(Records from a collection of figures)
◆ ◆ ◆ ◆ ◆ ◆ ◆

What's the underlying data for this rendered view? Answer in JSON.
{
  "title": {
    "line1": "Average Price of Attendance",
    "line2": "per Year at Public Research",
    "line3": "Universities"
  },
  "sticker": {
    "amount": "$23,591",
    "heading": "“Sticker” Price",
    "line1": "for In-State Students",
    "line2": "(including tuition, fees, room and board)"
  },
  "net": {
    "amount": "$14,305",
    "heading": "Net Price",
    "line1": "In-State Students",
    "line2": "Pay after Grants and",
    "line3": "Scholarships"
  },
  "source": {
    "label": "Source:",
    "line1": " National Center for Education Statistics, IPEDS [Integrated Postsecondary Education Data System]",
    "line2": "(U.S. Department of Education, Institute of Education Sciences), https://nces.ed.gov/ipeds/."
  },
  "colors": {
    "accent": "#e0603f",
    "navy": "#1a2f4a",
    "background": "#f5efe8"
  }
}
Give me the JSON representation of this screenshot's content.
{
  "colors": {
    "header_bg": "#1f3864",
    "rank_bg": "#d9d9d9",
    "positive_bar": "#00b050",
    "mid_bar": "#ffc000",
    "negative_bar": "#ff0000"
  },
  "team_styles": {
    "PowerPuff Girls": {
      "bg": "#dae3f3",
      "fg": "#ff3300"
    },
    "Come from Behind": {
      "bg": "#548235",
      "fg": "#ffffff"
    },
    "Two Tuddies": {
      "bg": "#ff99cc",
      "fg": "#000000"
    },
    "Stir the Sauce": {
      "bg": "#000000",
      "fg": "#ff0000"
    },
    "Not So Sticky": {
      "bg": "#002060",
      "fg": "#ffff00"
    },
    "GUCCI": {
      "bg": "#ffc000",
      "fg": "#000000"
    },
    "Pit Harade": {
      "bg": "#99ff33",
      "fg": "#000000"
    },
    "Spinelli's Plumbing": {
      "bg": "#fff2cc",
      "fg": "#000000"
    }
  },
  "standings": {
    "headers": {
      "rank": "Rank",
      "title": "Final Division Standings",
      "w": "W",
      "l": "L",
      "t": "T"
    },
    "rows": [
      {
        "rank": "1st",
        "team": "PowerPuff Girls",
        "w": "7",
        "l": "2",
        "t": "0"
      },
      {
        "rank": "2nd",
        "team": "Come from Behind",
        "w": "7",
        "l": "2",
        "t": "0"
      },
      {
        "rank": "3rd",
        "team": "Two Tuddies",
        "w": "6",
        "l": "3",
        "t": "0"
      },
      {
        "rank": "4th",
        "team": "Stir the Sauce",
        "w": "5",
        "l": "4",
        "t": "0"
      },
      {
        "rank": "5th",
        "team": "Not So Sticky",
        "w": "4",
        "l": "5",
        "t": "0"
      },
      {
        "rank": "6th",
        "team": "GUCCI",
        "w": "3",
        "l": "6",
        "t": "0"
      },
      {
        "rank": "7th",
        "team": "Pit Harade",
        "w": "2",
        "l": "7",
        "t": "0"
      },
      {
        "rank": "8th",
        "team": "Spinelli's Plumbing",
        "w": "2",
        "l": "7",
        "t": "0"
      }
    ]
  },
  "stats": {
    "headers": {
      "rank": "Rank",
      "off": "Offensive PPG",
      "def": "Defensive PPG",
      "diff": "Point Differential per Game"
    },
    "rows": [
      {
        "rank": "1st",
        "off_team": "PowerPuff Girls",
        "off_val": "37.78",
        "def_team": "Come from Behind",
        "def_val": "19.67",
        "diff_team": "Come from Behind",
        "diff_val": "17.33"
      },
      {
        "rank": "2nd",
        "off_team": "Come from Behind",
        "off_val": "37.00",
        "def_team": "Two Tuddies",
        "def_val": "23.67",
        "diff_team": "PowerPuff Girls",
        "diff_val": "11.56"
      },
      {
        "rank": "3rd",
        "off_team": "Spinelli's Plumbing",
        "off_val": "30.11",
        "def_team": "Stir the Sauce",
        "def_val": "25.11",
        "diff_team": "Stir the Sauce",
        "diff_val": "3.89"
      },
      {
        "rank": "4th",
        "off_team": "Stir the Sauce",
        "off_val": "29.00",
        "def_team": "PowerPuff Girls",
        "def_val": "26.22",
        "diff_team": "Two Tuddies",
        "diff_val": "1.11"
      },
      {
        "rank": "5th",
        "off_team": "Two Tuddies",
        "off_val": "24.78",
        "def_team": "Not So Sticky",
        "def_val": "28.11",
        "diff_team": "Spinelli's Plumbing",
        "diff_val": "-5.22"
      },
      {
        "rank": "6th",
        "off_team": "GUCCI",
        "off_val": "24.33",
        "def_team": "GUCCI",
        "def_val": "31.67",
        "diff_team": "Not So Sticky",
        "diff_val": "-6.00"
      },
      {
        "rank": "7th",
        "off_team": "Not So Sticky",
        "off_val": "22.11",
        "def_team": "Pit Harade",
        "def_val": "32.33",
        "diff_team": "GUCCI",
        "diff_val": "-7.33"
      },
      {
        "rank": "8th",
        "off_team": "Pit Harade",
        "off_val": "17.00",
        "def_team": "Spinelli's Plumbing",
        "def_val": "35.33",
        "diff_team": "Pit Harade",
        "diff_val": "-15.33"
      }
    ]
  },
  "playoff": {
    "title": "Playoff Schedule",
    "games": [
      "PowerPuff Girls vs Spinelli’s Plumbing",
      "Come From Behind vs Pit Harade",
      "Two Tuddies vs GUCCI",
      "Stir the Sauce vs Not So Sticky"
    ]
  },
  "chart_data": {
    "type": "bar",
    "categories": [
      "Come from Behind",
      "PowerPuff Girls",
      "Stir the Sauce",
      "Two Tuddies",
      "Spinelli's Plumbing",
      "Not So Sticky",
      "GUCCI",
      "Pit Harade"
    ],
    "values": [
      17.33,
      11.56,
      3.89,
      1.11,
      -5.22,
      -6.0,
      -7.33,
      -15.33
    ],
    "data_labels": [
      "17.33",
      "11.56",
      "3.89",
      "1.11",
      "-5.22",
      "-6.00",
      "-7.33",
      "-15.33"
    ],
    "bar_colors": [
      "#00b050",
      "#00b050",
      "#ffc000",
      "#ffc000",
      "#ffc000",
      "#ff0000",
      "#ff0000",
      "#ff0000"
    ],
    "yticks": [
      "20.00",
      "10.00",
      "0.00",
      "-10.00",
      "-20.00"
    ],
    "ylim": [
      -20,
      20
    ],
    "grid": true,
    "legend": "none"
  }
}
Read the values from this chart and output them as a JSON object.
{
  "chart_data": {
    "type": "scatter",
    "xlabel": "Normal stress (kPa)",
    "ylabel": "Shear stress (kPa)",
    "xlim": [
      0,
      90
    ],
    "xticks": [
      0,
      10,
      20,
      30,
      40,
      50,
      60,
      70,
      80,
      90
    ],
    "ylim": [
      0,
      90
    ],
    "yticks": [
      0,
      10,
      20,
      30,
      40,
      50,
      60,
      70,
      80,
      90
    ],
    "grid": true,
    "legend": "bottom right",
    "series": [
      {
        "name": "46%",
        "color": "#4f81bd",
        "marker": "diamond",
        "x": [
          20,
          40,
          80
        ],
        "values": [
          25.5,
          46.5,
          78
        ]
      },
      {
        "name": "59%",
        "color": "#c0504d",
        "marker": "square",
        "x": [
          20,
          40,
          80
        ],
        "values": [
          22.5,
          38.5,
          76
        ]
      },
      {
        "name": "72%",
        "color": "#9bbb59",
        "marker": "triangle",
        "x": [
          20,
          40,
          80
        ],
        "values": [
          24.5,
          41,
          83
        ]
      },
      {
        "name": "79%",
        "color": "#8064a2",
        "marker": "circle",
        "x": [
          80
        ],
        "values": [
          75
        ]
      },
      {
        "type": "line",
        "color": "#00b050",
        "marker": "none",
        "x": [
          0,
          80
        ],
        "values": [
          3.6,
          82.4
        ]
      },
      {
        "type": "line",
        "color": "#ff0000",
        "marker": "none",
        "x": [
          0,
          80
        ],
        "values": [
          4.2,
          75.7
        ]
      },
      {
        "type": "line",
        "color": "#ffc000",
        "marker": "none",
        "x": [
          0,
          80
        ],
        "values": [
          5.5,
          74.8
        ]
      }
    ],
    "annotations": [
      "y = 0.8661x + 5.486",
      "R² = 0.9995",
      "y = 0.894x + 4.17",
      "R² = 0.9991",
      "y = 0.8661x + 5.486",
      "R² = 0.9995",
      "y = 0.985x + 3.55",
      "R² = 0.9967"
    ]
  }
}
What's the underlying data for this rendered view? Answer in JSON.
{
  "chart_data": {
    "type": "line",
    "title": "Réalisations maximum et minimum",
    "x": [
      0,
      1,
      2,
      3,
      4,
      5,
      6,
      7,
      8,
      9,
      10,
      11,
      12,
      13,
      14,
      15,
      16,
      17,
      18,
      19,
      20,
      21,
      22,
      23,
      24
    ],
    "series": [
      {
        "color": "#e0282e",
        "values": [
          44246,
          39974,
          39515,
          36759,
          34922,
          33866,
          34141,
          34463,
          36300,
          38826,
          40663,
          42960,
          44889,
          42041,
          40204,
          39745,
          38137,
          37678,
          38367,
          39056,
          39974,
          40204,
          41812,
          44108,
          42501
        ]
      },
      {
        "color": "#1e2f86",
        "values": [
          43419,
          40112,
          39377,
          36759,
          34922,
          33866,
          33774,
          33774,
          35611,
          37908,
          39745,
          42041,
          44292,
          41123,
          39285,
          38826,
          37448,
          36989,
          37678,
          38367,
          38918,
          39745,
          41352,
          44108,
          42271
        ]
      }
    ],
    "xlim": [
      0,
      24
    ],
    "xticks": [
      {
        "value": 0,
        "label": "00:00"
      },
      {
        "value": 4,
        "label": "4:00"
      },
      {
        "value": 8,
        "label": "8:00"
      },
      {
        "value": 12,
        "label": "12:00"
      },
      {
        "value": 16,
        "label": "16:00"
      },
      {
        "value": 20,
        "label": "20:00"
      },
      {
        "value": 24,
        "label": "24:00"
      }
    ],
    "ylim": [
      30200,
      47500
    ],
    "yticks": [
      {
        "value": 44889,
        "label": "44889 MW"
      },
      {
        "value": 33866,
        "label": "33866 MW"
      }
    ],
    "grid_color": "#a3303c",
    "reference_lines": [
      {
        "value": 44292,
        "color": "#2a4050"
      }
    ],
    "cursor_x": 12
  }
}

◆ ◆ ◆ ◆ ◆ ◆ ◆

Copy all the lines above that hold the string "Stir".

    "Stir the Sauce": {
        "team": "Stir the Sauce",
        "def_team": "Stir the Sauce",
        "diff_team": "Stir the Sauce",
        "off_team": "Stir the Sauce",
      "Stir the Sauce vs Not So Sticky"
      "Stir the Sauce",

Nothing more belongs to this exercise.